**JOB**
Each entry here needs to be set down again exactly, please; pictures are left out.
============================================================
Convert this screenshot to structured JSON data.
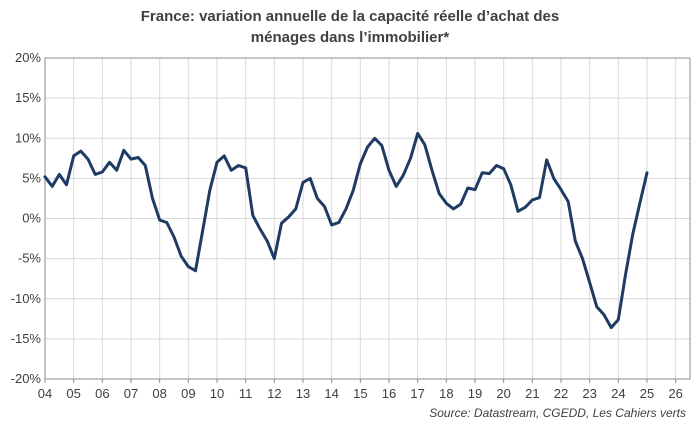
{
  "chart_data": {
    "type": "line",
    "title": "France: variation annuelle de la capacité réelle   d’achat des\nménages dans l’immobilier*",
    "source": "Source: Datastream, CGEDD, Les Cahiers verts",
    "xlim": [
      2004,
      2026.5
    ],
    "ylim": [
      -20,
      20
    ],
    "x_tick_labels": [
      "04",
      "05",
      "06",
      "07",
      "08",
      "09",
      "10",
      "11",
      "12",
      "13",
      "14",
      "15",
      "16",
      "17",
      "18",
      "19",
      "20",
      "21",
      "22",
      "23",
      "24",
      "25",
      "26"
    ],
    "y_tick_labels": [
      {
        "value": 20,
        "label": "20%"
      },
      {
        "value": 15,
        "label": "15%"
      },
      {
        "value": 10,
        "label": "10%"
      },
      {
        "value": 5,
        "label": "5%"
      },
      {
        "value": 0,
        "label": "0%"
      },
      {
        "value": -5,
        "label": "-5%"
      },
      {
        "value": -10,
        "label": "-10%"
      },
      {
        "value": -15,
        "label": "-15%"
      },
      {
        "value": -20,
        "label": "-20%"
      }
    ],
    "grid": true,
    "color": "#1f3b64",
    "series": [
      {
        "x": [
          2004.0,
          2004.25,
          2004.5,
          2004.75,
          2005.0,
          2005.25,
          2005.5,
          2005.75,
          2006.0,
          2006.25,
          2006.5,
          2006.75,
          2007.0,
          2007.25,
          2007.5,
          2007.75,
          2008.0,
          2008.25,
          2008.5,
          2008.75,
          2009.0,
          2009.25,
          2009.5,
          2009.75,
          2010.0,
          2010.25,
          2010.5,
          2010.75,
          2011.0,
          2011.25,
          2011.5,
          2011.75,
          2012.0,
          2012.25,
          2012.5,
          2012.75,
          2013.0,
          2013.25,
          2013.5,
          2013.75,
          2014.0,
          2014.25,
          2014.5,
          2014.75,
          2015.0,
          2015.25,
          2015.5,
          2015.75,
          2016.0,
          2016.25,
          2016.5,
          2016.75,
          2017.0,
          2017.25,
          2017.5,
          2017.75,
          2018.0,
          2018.25,
          2018.5,
          2018.75,
          2019.0,
          2019.25,
          2019.5,
          2019.75,
          2020.0,
          2020.25,
          2020.5,
          2020.75,
          2021.0,
          2021.25,
          2021.5,
          2021.75,
          2022.0,
          2022.25,
          2022.5,
          2022.75,
          2023.0,
          2023.25,
          2023.5,
          2023.75,
          2024.0,
          2024.25,
          2024.5,
          2024.75,
          2025.0
        ],
        "y": [
          5.2,
          4.0,
          5.5,
          4.2,
          7.8,
          8.4,
          7.4,
          5.5,
          5.8,
          7.0,
          6.0,
          8.5,
          7.4,
          7.6,
          6.6,
          2.5,
          -0.2,
          -0.5,
          -2.3,
          -4.7,
          -6.0,
          -6.5,
          -1.5,
          3.5,
          7.0,
          7.8,
          6.0,
          6.6,
          6.3,
          0.4,
          -1.3,
          -2.8,
          -5.0,
          -0.6,
          0.2,
          1.2,
          4.5,
          5.0,
          2.5,
          1.5,
          -0.8,
          -0.5,
          1.2,
          3.5,
          6.8,
          8.9,
          10.0,
          9.1,
          6.0,
          4.0,
          5.4,
          7.5,
          10.6,
          9.2,
          6.0,
          3.1,
          1.9,
          1.2,
          1.8,
          3.8,
          3.6,
          5.7,
          5.6,
          6.6,
          6.2,
          4.2,
          0.9,
          1.4,
          2.3,
          2.6,
          7.3,
          5.0,
          3.6,
          2.1,
          -2.8,
          -5.0,
          -8.0,
          -11.0,
          -12.0,
          -13.6,
          -12.6,
          -7.0,
          -2.0,
          1.9,
          5.7
        ]
      }
    ]
  }
}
============================================================
**EXERCISE ANSWER**
Convert this screenshot to structured JSON data.
{
  "chart_data": {
    "type": "line",
    "title": "France: variation annuelle de la capacité réelle   d’achat des\nménages dans l’immobilier*",
    "source": "Source: Datastream, CGEDD, Les Cahiers verts",
    "xlim": [
      2004,
      2026.5
    ],
    "ylim": [
      -20,
      20
    ],
    "x_tick_labels": [
      "04",
      "05",
      "06",
      "07",
      "08",
      "09",
      "10",
      "11",
      "12",
      "13",
      "14",
      "15",
      "16",
      "17",
      "18",
      "19",
      "20",
      "21",
      "22",
      "23",
      "24",
      "25",
      "26"
    ],
    "y_tick_labels": [
      {
        "value": 20,
        "label": "20%"
      },
      {
        "value": 15,
        "label": "15%"
      },
      {
        "value": 10,
        "label": "10%"
      },
      {
        "value": 5,
        "label": "5%"
      },
      {
        "value": 0,
        "label": "0%"
      },
      {
        "value": -5,
        "label": "-5%"
      },
      {
        "value": -10,
        "label": "-10%"
      },
      {
        "value": -15,
        "label": "-15%"
      },
      {
        "value": -20,
        "label": "-20%"
      }
    ],
    "grid": true,
    "color": "#1f3b64",
    "series": [
      {
        "x": [
          2004.0,
          2004.25,
          2004.5,
          2004.75,
          2005.0,
          2005.25,
          2005.5,
          2005.75,
          2006.0,
          2006.25,
          2006.5,
          2006.75,
          2007.0,
          2007.25,
          2007.5,
          2007.75,
          2008.0,
          2008.25,
          2008.5,
          2008.75,
          2009.0,
          2009.25,
          2009.5,
          2009.75,
          2010.0,
          2010.25,
          2010.5,
          2010.75,
          2011.0,
          2011.25,
          2011.5,
          2011.75,
          2012.0,
          2012.25,
          2012.5,
          2012.75,
          2013.0,
          2013.25,
          2013.5,
          2013.75,
          2014.0,
          2014.25,
          2014.5,
          2014.75,
          2015.0,
          2015.25,
          2015.5,
          2015.75,
          2016.0,
          2016.25,
          2016.5,
          2016.75,
          2017.0,
          2017.25,
          2017.5,
          2017.75,
          2018.0,
          2018.25,
          2018.5,
          2018.75,
          2019.0,
          2019.25,
          2019.5,
          2019.75,
          2020.0,
          2020.25,
          2020.5,
          2020.75,
          2021.0,
          2021.25,
          2021.5,
          2021.75,
          2022.0,
          2022.25,
          2022.5,
          2022.75,
          2023.0,
          2023.25,
          2023.5,
          2023.75,
          2024.0,
          2024.25,
          2024.5,
          2024.75,
          2025.0
        ],
        "y": [
          5.2,
          4.0,
          5.5,
          4.2,
          7.8,
          8.4,
          7.4,
          5.5,
          5.8,
          7.0,
          6.0,
          8.5,
          7.4,
          7.6,
          6.6,
          2.5,
          -0.2,
          -0.5,
          -2.3,
          -4.7,
          -6.0,
          -6.5,
          -1.5,
          3.5,
          7.0,
          7.8,
          6.0,
          6.6,
          6.3,
          0.4,
          -1.3,
          -2.8,
          -5.0,
          -0.6,
          0.2,
          1.2,
          4.5,
          5.0,
          2.5,
          1.5,
          -0.8,
          -0.5,
          1.2,
          3.5,
          6.8,
          8.9,
          10.0,
          9.1,
          6.0,
          4.0,
          5.4,
          7.5,
          10.6,
          9.2,
          6.0,
          3.1,
          1.9,
          1.2,
          1.8,
          3.8,
          3.6,
          5.7,
          5.6,
          6.6,
          6.2,
          4.2,
          0.9,
          1.4,
          2.3,
          2.6,
          7.3,
          5.0,
          3.6,
          2.1,
          -2.8,
          -5.0,
          -8.0,
          -11.0,
          -12.0,
          -13.6,
          -12.6,
          -7.0,
          -2.0,
          1.9,
          5.7
        ]
      }
    ]
  }
}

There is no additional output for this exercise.